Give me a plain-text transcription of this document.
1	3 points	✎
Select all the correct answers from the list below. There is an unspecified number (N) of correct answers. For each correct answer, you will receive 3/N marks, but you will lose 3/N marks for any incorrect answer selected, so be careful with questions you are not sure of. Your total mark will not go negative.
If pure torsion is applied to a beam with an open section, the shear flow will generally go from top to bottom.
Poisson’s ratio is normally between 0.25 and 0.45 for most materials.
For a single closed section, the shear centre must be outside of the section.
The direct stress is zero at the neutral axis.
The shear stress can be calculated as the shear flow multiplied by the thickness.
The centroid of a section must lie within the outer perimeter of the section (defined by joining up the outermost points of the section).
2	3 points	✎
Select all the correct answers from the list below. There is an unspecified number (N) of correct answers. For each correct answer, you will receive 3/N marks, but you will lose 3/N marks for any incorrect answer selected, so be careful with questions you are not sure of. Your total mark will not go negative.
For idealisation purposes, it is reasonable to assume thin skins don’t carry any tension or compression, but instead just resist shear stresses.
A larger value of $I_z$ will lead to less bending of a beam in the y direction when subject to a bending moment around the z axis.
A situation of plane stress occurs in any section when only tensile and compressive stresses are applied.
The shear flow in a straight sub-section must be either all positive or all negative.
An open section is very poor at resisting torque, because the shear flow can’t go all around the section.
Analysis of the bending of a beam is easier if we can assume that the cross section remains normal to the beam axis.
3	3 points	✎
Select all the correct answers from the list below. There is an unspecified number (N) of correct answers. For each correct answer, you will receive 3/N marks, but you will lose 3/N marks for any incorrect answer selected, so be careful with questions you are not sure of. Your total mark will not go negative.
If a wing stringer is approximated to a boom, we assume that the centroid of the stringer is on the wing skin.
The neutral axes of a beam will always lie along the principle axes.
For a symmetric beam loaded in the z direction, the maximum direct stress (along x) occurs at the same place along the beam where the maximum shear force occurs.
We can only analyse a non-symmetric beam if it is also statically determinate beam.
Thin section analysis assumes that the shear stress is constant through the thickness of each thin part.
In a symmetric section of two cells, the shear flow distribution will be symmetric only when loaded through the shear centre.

• • • • • • •

_The task_. Go through the listing and copy all of it exactly.

_Completed exercise_.
Give me a plain-text transcription of this document.
1	3 points	✎
Select all the correct answers from the list below. There is an unspecified number (N) of correct answers. For each correct answer, you will receive 3/N marks, but you will lose 3/N marks for any incorrect answer selected, so be careful with questions you are not sure of. Your total mark will not go negative.
If pure torsion is applied to a beam with an open section, the shear flow will generally go from top to bottom.
Poisson’s ratio is normally between 0.25 and 0.45 for most materials.
For a single closed section, the shear centre must be outside of the section.
The direct stress is zero at the neutral axis.
The shear stress can be calculated as the shear flow multiplied by the thickness.
The centroid of a section must lie within the outer perimeter of the section (defined by joining up the outermost points of the section).
2	3 points	✎
Select all the correct answers from the list below. There is an unspecified number (N) of correct answers. For each correct answer, you will receive 3/N marks, but you will lose 3/N marks for any incorrect answer selected, so be careful with questions you are not sure of. Your total mark will not go negative.
For idealisation purposes, it is reasonable to assume thin skins don’t carry any tension or compression, but instead just resist shear stresses.
A larger value of $I_z$ will lead to less bending of a beam in the y direction when subject to a bending moment around the z axis.
A situation of plane stress occurs in any section when only tensile and compressive stresses are applied.
The shear flow in a straight sub-section must be either all positive or all negative.
An open section is very poor at resisting torque, because the shear flow can’t go all around the section.
Analysis of the bending of a beam is easier if we can assume that the cross section remains normal to the beam axis.
3	3 points	✎
Select all the correct answers from the list below. There is an unspecified number (N) of correct answers. For each correct answer, you will receive 3/N marks, but you will lose 3/N marks for any incorrect answer selected, so be careful with questions you are not sure of. Your total mark will not go negative.
If a wing stringer is approximated to a boom, we assume that the centroid of the stringer is on the wing skin.
The neutral axes of a beam will always lie along the principle axes.
For a symmetric beam loaded in the z direction, the maximum direct stress (along x) occurs at the same place along the beam where the maximum shear force occurs.
We can only analyse a non-symmetric beam if it is also statically determinate beam.
Thin section analysis assumes that the shear stress is constant through the thickness of each thin part.
In a symmetric section of two cells, the shear flow distribution will be symmetric only when loaded through the shear centre.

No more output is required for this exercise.